**What is required**
Show every line in the entries below that contains the string "unit". Matching is case-sensitive.

Entries taken from a collection:
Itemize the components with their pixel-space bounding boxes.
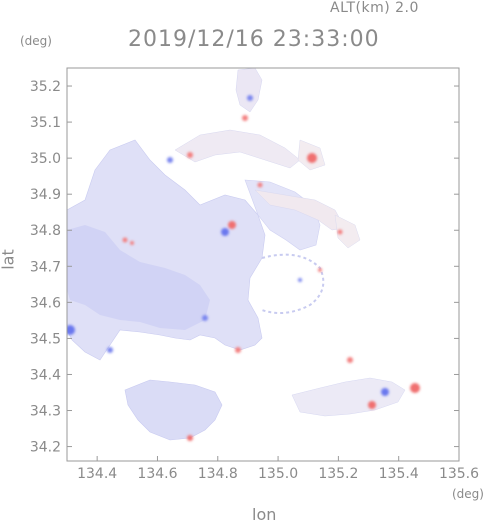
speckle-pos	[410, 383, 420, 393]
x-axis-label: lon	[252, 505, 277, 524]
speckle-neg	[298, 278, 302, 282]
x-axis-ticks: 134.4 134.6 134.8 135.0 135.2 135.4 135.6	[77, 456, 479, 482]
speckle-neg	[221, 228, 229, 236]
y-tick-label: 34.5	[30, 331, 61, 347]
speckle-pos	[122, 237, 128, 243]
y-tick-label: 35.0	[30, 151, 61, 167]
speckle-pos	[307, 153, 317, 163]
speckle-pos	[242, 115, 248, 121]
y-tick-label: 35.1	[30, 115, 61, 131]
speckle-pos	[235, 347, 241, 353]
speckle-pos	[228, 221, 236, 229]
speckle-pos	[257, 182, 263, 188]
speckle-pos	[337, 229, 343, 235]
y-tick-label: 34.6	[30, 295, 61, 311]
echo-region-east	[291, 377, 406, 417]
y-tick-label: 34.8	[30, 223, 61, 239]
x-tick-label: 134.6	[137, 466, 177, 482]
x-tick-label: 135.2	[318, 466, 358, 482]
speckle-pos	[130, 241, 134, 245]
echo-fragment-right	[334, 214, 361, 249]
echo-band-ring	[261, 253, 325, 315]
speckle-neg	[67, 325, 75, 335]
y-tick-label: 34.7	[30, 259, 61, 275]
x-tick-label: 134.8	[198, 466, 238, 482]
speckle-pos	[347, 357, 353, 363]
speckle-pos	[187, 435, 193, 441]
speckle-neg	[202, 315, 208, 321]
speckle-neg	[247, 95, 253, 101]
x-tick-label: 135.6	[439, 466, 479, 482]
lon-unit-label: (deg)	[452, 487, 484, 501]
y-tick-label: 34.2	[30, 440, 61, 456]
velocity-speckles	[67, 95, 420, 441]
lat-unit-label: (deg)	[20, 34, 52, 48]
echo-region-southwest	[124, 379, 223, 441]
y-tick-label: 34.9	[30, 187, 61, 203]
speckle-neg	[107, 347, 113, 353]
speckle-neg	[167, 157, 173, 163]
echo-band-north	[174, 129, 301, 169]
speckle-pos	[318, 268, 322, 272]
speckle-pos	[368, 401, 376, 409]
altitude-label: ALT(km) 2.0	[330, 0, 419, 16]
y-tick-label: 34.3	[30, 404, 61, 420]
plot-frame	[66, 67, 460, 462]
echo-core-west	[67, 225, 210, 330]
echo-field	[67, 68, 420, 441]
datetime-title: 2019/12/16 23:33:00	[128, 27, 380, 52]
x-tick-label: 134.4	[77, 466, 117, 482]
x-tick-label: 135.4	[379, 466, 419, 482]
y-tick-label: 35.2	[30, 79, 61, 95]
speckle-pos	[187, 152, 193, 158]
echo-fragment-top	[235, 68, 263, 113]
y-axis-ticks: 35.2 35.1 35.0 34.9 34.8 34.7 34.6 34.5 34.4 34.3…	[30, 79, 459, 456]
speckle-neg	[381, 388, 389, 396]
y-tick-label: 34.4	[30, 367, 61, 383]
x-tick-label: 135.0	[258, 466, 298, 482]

**Completed task**
lon-unit-label: (deg)	[452, 487, 484, 501]
lat-unit-label: (deg)	[20, 34, 52, 48]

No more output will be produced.